Directive: Return the records that follow unaltered. Omit every picture.
· · · ·
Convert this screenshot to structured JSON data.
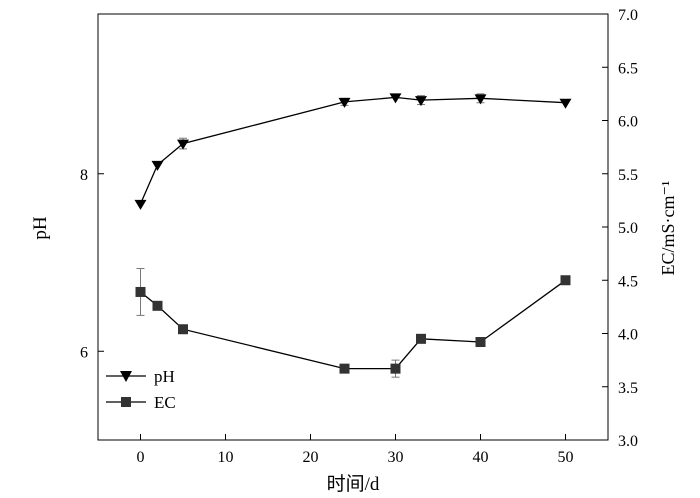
{
  "chart_data": {
    "type": "line",
    "title": "",
    "xlabel": "时间/d",
    "ylabel_left": "pH",
    "ylabel_right": "EC/mS·cm⁻¹",
    "xlim": [
      -5,
      55
    ],
    "ylim_left": [
      5.0,
      9.8
    ],
    "ylim_right": [
      3.0,
      7.0
    ],
    "x_ticks": [
      0,
      10,
      20,
      30,
      40,
      50
    ],
    "y_left_ticks": [
      6,
      8
    ],
    "y_right_ticks": [
      "3.0",
      "3.5",
      "4.0",
      "4.5",
      "5.0",
      "5.5",
      "6.0",
      "6.5",
      "7.0"
    ],
    "grid": false,
    "legend_position": "bottom-left",
    "series": [
      {
        "name": "pH",
        "axis": "left",
        "marker": "triangle-down",
        "x": [
          0,
          2,
          5,
          24,
          30,
          33,
          40,
          50
        ],
        "y": [
          7.66,
          8.1,
          8.34,
          8.81,
          8.86,
          8.83,
          8.85,
          8.8
        ],
        "err": [
          0,
          0,
          0.06,
          0.04,
          0,
          0.05,
          0.05,
          0
        ]
      },
      {
        "name": "EC",
        "axis": "right",
        "marker": "square",
        "x": [
          0,
          2,
          5,
          24,
          30,
          33,
          40,
          50
        ],
        "y": [
          4.39,
          4.26,
          4.04,
          3.67,
          3.67,
          3.95,
          3.92,
          4.5
        ],
        "err": [
          0.22,
          0,
          0,
          0,
          0.08,
          0.03,
          0,
          0.04
        ]
      }
    ]
  }
}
· · · ·
Response to this exercise:
Convert this screenshot to structured JSON data.
{
  "chart_data": {
    "type": "line",
    "title": "",
    "xlabel": "时间/d",
    "ylabel_left": "pH",
    "ylabel_right": "EC/mS·cm⁻¹",
    "xlim": [
      -5,
      55
    ],
    "ylim_left": [
      5.0,
      9.8
    ],
    "ylim_right": [
      3.0,
      7.0
    ],
    "x_ticks": [
      0,
      10,
      20,
      30,
      40,
      50
    ],
    "y_left_ticks": [
      6,
      8
    ],
    "y_right_ticks": [
      "3.0",
      "3.5",
      "4.0",
      "4.5",
      "5.0",
      "5.5",
      "6.0",
      "6.5",
      "7.0"
    ],
    "grid": false,
    "legend_position": "bottom-left",
    "series": [
      {
        "name": "pH",
        "axis": "left",
        "marker": "triangle-down",
        "x": [
          0,
          2,
          5,
          24,
          30,
          33,
          40,
          50
        ],
        "y": [
          7.66,
          8.1,
          8.34,
          8.81,
          8.86,
          8.83,
          8.85,
          8.8
        ],
        "err": [
          0,
          0,
          0.06,
          0.04,
          0,
          0.05,
          0.05,
          0
        ]
      },
      {
        "name": "EC",
        "axis": "right",
        "marker": "square",
        "x": [
          0,
          2,
          5,
          24,
          30,
          33,
          40,
          50
        ],
        "y": [
          4.39,
          4.26,
          4.04,
          3.67,
          3.67,
          3.95,
          3.92,
          4.5
        ],
        "err": [
          0.22,
          0,
          0,
          0,
          0.08,
          0.03,
          0,
          0.04
        ]
      }
    ]
  }
}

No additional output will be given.